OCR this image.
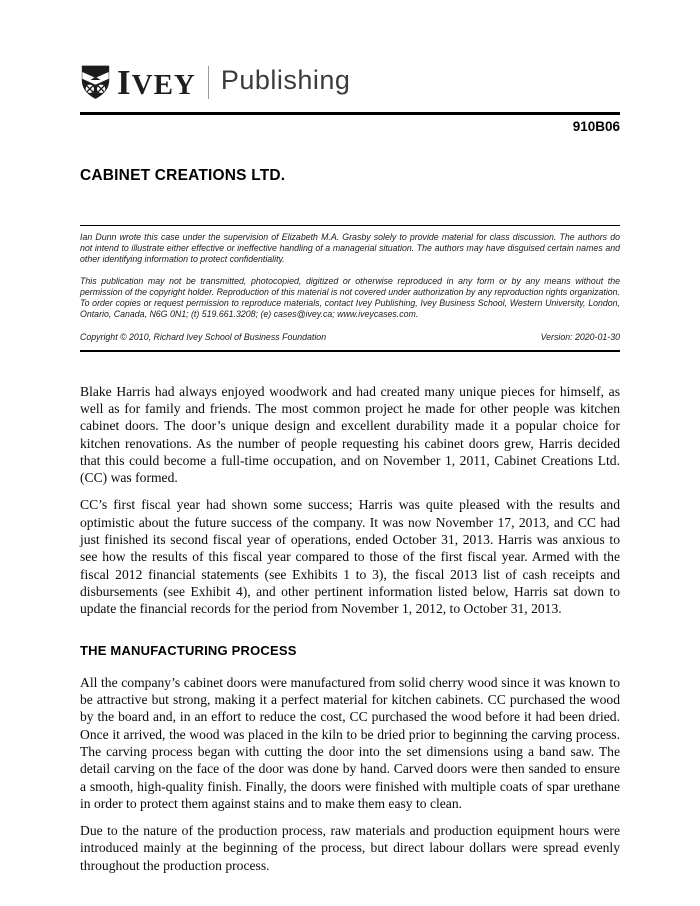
I VEY Publishing
910B06
CABINET CREATIONS LTD.

Ian Dunn wrote this case under the supervision of Elizabeth M.A. Grasby solely to provide material for class discussion. The authors do not intend to illustrate either effective or ineffective handling of a managerial situation. The authors may have disguised certain names and other identifying information to protect confidentiality.

This publication may not be transmitted, photocopied, digitized or otherwise reproduced in any form or by any means without the permission of the copyright holder. Reproduction of this material is not covered under authorization by any reproduction rights organization. To order copies or request permission to reproduce materials, contact Ivey Publishing, Ivey Business School, Western University, London, Ontario, Canada, N6G 0N1; (t) 519.661.3208; (e) cases@ivey.ca; www.iveycases.com.

Copyright © 2010, Richard Ivey School of Business Foundation	Version: 2020-01-30

Blake Harris had always enjoyed woodwork and had created many unique pieces for himself, as well as for family and friends. The most common project he made for other people was kitchen cabinet doors. The door’s unique design and excellent durability made it a popular choice for kitchen renovations. As the number of people requesting his cabinet doors grew, Harris decided that this could become a full-time occupation, and on November 1, 2011, Cabinet Creations Ltd. (CC) was formed.

CC’s first fiscal year had shown some success; Harris was quite pleased with the results and optimistic about the future success of the company. It was now November 17, 2013, and CC had just finished its second fiscal year of operations, ended October 31, 2013. Harris was anxious to see how the results of this fiscal year compared to those of the first fiscal year. Armed with the fiscal 2012 financial statements (see Exhibits 1 to 3), the fiscal 2013 list of cash receipts and disbursements (see Exhibit 4), and other pertinent information listed below, Harris sat down to update the financial records for the period from November 1, 2012, to October 31, 2013.

THE MANUFACTURING PROCESS

All the company’s cabinet doors were manufactured from solid cherry wood since it was known to be attractive but strong, making it a perfect material for kitchen cabinets. CC purchased the wood by the board and, in an effort to reduce the cost, CC purchased the wood before it had been dried. Once it arrived, the wood was placed in the kiln to be dried prior to beginning the carving process. The carving process began with cutting the door into the set dimensions using a band saw. The detail carving on the face of the door was done by hand. Carved doors were then sanded to ensure a smooth, high-quality finish. Finally, the doors were finished with multiple coats of spar urethane in order to protect them against stains and to make them easy to clean.

Due to the nature of the production process, raw materials and production equipment hours were introduced mainly at the beginning of the process, but direct labour dollars were spread evenly throughout the production process.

+---+

## [Work instructions]
Among the lines of the material, find those that hold the word "materials" and copy them.

## [Worked answer]
This publication may not be transmitted, photocopied, digitized or otherwise reproduced in any form or by any means without the permission of the copyright holder. Reproduction of this material is not covered under authorization by any reproduction rights organization. To order copies or request permission to reproduce materials, contact Ivey Publishing, Ivey Business School, Western University, London, Ontario, Canada, N6G 0N1; (t) 519.661.3208; (e) cases@ivey.ca; www.iveycases.com.
Due to the nature of the production process, raw materials and production equipment hours were introduced mainly at the beginning of the process, but direct labour dollars were spread evenly throughout the production process.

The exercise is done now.